RECORDS SUPPLIED
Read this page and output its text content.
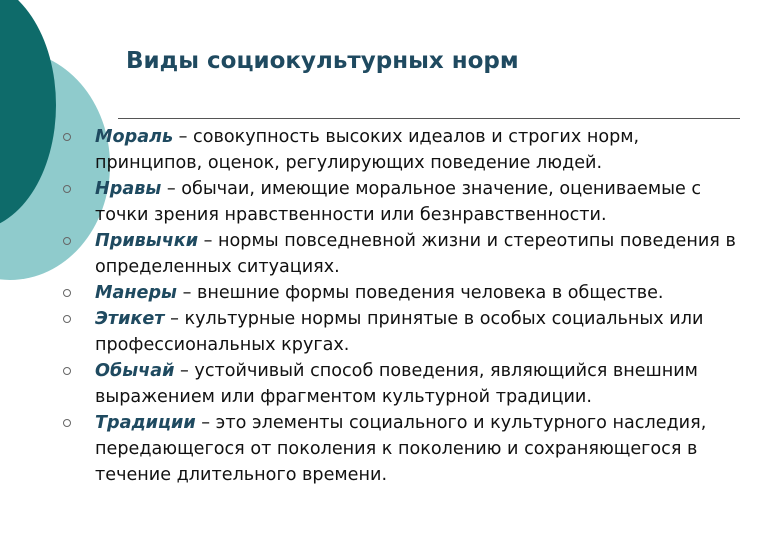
Виды социокультурных норм
Мораль – совокупность высоких идеалов и строгих норм, принципов, оценок, регулирующих поведение людей.
Нравы – обычаи, имеющие моральное значение, оцениваемые с точки зрения нравственности или безнравственности.
Привычки – нормы повседневной жизни и стереотипы поведения в определенных ситуациях.
Манеры – внешние формы поведения человека в обществе.
Этикет – культурные нормы принятые в особых социальных или профессиональных кругах.
Обычай – устойчивый способ поведения, являющийся внешним выражением или фрагментом культурной традиции.
Традиции – это элементы социального и культурного наследия, передающегося от поколения к поколению и сохраняющегося в течение длительного времени.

STATED PROBLEM
Copy out each record shown above without alteration, skipping any picture.

THE ANSWER
Read this page and output its text content.
Виды социокультурных норм
Мораль – совокупность высоких идеалов и строгих норм, принципов, оценок, регулирующих поведение людей.
Нравы – обычаи, имеющие моральное значение, оцениваемые с точки зрения нравственности или безнравственности.
Привычки – нормы повседневной жизни и стереотипы поведения в определенных ситуациях.
Манеры – внешние формы поведения человека в обществе.
Этикет – культурные нормы принятые в особых социальных или профессиональных кругах.
Обычай – устойчивый способ поведения, являющийся внешним выражением или фрагментом культурной традиции.
Традиции – это элементы социального и культурного наследия, передающегося от поколения к поколению и сохраняющегося в течение длительного времени.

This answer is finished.